# Your goal
Every record must be repeated exactly, with no omission.

# Stored records

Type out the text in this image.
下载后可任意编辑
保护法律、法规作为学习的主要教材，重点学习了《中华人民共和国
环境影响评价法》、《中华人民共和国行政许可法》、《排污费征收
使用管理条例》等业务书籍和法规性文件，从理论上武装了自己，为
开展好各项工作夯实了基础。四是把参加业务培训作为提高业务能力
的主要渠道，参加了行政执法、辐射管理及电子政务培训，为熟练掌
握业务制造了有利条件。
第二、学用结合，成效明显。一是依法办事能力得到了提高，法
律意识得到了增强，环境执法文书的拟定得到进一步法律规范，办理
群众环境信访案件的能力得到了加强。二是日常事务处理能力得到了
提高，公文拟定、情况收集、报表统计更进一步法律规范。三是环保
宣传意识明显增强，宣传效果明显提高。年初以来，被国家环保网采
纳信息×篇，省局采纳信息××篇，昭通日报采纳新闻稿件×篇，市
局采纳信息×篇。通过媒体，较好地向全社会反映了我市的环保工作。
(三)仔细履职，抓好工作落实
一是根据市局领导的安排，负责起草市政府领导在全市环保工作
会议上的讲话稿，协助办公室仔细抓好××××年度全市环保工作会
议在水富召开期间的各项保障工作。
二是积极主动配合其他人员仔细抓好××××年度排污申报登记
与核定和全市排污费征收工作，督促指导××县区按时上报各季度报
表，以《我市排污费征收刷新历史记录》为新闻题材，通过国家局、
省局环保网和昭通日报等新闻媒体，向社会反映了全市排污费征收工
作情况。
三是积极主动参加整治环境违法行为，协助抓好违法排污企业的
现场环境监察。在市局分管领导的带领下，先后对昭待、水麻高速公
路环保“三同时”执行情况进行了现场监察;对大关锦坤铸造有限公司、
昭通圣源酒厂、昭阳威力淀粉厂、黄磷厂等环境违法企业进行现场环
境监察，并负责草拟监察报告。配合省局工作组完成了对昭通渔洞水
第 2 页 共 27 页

# Written answer
Type out the text in this image.
下载后可任意编辑
保护法律、法规作为学习的主要教材，重点学习了《中华人民共和国
环境影响评价法》、《中华人民共和国行政许可法》、《排污费征收
使用管理条例》等业务书籍和法规性文件，从理论上武装了自己，为
开展好各项工作夯实了基础。四是把参加业务培训作为提高业务能力
的主要渠道，参加了行政执法、辐射管理及电子政务培训，为熟练掌
握业务制造了有利条件。
第二、学用结合，成效明显。一是依法办事能力得到了提高，法
律意识得到了增强，环境执法文书的拟定得到进一步法律规范，办理
群众环境信访案件的能力得到了加强。二是日常事务处理能力得到了
提高，公文拟定、情况收集、报表统计更进一步法律规范。三是环保
宣传意识明显增强，宣传效果明显提高。年初以来，被国家环保网采
纳信息×篇，省局采纳信息××篇，昭通日报采纳新闻稿件×篇，市
局采纳信息×篇。通过媒体，较好地向全社会反映了我市的环保工作。
(三)仔细履职，抓好工作落实
一是根据市局领导的安排，负责起草市政府领导在全市环保工作
会议上的讲话稿，协助办公室仔细抓好××××年度全市环保工作会
议在水富召开期间的各项保障工作。
二是积极主动配合其他人员仔细抓好××××年度排污申报登记
与核定和全市排污费征收工作，督促指导××县区按时上报各季度报
表，以《我市排污费征收刷新历史记录》为新闻题材，通过国家局、
省局环保网和昭通日报等新闻媒体，向社会反映了全市排污费征收工
作情况。
三是积极主动参加整治环境违法行为，协助抓好违法排污企业的
现场环境监察。在市局分管领导的带领下，先后对昭待、水麻高速公
路环保“三同时”执行情况进行了现场监察;对大关锦坤铸造有限公司、
昭通圣源酒厂、昭阳威力淀粉厂、黄磷厂等环境违法企业进行现场环
境监察，并负责草拟监察报告。配合省局工作组完成了对昭通渔洞水
第 2 页 共 27 页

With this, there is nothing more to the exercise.